— BEGIN —

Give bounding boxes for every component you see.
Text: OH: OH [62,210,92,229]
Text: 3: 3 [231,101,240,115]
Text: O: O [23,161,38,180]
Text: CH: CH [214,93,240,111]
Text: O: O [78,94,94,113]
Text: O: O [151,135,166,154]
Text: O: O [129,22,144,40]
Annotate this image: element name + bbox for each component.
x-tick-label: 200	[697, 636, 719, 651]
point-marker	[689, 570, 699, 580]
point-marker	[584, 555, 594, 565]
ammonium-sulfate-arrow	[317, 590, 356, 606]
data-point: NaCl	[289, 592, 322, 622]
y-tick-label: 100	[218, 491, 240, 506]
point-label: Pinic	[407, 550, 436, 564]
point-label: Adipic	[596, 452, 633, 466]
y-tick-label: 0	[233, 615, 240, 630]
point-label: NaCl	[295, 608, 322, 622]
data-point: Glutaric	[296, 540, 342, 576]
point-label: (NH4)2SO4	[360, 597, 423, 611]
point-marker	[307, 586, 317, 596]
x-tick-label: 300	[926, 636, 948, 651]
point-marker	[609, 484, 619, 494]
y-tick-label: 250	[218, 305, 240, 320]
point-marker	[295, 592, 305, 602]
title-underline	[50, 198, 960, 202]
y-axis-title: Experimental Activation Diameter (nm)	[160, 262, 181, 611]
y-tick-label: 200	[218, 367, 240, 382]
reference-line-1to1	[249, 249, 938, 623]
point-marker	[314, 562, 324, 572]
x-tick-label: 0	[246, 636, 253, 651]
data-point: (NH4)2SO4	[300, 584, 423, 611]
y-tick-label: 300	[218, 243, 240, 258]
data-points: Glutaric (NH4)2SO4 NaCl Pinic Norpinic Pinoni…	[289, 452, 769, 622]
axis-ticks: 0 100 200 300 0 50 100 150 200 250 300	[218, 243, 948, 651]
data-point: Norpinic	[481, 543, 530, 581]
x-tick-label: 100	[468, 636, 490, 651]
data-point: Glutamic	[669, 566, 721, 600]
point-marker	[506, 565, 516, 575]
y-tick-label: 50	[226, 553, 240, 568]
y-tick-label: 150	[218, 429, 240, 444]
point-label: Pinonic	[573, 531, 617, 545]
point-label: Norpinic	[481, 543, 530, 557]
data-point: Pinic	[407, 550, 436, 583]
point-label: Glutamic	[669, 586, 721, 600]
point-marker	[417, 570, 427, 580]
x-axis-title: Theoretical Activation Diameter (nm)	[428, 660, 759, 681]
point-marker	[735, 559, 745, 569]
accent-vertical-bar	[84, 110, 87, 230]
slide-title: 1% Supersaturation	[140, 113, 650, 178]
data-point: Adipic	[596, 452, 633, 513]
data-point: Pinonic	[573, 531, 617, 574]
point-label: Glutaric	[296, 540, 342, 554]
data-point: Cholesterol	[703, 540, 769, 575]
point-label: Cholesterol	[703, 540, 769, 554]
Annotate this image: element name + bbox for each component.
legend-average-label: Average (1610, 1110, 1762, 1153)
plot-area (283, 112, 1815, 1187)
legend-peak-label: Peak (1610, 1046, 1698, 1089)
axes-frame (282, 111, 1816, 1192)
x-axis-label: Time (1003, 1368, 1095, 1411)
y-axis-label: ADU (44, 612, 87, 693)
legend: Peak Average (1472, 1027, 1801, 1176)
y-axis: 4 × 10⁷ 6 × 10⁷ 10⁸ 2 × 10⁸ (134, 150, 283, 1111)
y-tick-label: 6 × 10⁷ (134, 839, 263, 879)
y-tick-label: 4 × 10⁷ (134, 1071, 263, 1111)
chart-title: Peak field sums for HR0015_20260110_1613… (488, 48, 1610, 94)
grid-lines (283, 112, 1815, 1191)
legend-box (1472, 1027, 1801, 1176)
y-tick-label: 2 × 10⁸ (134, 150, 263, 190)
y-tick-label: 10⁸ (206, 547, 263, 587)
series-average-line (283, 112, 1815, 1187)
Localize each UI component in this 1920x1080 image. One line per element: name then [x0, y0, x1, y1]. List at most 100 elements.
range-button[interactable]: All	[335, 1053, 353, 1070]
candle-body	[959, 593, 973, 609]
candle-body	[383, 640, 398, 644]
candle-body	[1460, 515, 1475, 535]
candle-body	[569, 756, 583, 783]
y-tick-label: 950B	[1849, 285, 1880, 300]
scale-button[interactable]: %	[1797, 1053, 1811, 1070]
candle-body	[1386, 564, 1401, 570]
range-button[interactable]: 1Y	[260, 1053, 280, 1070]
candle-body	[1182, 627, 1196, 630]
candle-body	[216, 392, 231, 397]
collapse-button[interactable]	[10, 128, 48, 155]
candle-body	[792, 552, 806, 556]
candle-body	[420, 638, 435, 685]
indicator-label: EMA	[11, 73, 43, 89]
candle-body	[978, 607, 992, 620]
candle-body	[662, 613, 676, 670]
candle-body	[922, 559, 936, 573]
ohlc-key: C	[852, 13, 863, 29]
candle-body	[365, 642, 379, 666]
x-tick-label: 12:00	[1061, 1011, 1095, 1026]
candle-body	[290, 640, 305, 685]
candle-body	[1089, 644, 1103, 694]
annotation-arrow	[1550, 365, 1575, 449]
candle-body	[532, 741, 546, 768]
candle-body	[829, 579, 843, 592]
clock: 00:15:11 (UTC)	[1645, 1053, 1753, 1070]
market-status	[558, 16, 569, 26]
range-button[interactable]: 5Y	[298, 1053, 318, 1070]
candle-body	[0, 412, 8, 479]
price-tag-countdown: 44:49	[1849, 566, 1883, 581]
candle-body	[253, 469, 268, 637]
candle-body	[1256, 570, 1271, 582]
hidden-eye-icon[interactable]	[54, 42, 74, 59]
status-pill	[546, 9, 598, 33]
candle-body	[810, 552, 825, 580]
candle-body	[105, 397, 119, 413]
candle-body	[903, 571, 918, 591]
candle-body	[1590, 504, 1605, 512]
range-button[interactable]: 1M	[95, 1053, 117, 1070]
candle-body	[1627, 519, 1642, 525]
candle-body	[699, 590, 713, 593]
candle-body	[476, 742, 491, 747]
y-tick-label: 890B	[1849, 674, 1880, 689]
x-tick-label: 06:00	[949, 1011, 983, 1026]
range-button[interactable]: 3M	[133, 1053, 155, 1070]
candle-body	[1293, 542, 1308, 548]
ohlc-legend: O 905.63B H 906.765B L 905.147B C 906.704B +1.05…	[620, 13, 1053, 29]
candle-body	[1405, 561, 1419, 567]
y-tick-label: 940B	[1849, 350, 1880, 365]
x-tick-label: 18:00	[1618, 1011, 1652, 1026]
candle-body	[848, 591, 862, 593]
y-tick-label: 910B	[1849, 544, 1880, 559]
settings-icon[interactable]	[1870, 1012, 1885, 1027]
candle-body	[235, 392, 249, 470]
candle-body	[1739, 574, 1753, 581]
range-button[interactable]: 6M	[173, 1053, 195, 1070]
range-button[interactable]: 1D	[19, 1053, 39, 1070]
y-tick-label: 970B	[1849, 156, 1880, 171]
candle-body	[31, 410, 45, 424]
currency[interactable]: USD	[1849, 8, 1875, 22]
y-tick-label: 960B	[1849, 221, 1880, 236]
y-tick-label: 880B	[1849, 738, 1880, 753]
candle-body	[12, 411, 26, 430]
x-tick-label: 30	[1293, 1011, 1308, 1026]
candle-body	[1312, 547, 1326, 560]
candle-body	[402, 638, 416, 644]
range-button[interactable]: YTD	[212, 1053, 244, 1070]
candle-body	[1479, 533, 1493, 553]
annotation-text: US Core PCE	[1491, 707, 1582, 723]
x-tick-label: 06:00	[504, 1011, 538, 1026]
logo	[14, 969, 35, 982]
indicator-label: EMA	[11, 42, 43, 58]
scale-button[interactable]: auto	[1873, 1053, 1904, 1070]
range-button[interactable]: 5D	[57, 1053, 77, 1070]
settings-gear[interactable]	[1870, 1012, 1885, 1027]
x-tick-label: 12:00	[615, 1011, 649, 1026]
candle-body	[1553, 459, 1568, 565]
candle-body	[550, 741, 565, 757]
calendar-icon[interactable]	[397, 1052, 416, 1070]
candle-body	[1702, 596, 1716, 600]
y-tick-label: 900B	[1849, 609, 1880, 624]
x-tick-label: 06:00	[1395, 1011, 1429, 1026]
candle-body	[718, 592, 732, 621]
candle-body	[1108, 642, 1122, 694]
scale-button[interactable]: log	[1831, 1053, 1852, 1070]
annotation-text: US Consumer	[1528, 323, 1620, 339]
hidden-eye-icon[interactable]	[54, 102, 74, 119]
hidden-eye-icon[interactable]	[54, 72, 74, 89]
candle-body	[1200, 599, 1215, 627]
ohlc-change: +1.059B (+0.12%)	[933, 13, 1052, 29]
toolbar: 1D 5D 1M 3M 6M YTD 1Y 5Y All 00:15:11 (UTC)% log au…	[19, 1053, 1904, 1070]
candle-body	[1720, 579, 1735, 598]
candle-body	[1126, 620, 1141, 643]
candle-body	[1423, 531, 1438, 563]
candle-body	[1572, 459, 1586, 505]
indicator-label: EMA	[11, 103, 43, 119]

— END —

## [WHAT TO PRODUCE]
Copy out the data word for word, starting at its first line and ending with the line that contains "636, 719, 651]".

## [EXERCISE OUTPUT]
Give bounding boxes for every component you see.
Text: OH: OH [62,210,92,229]
Text: 3: 3 [231,101,240,115]
Text: O: O [23,161,38,180]
Text: CH: CH [214,93,240,111]
Text: O: O [78,94,94,113]
Text: O: O [151,135,166,154]
Text: O: O [129,22,144,40]
Annotate this image: element name + bbox for each component.
x-tick-label: 200	[697, 636, 719, 651]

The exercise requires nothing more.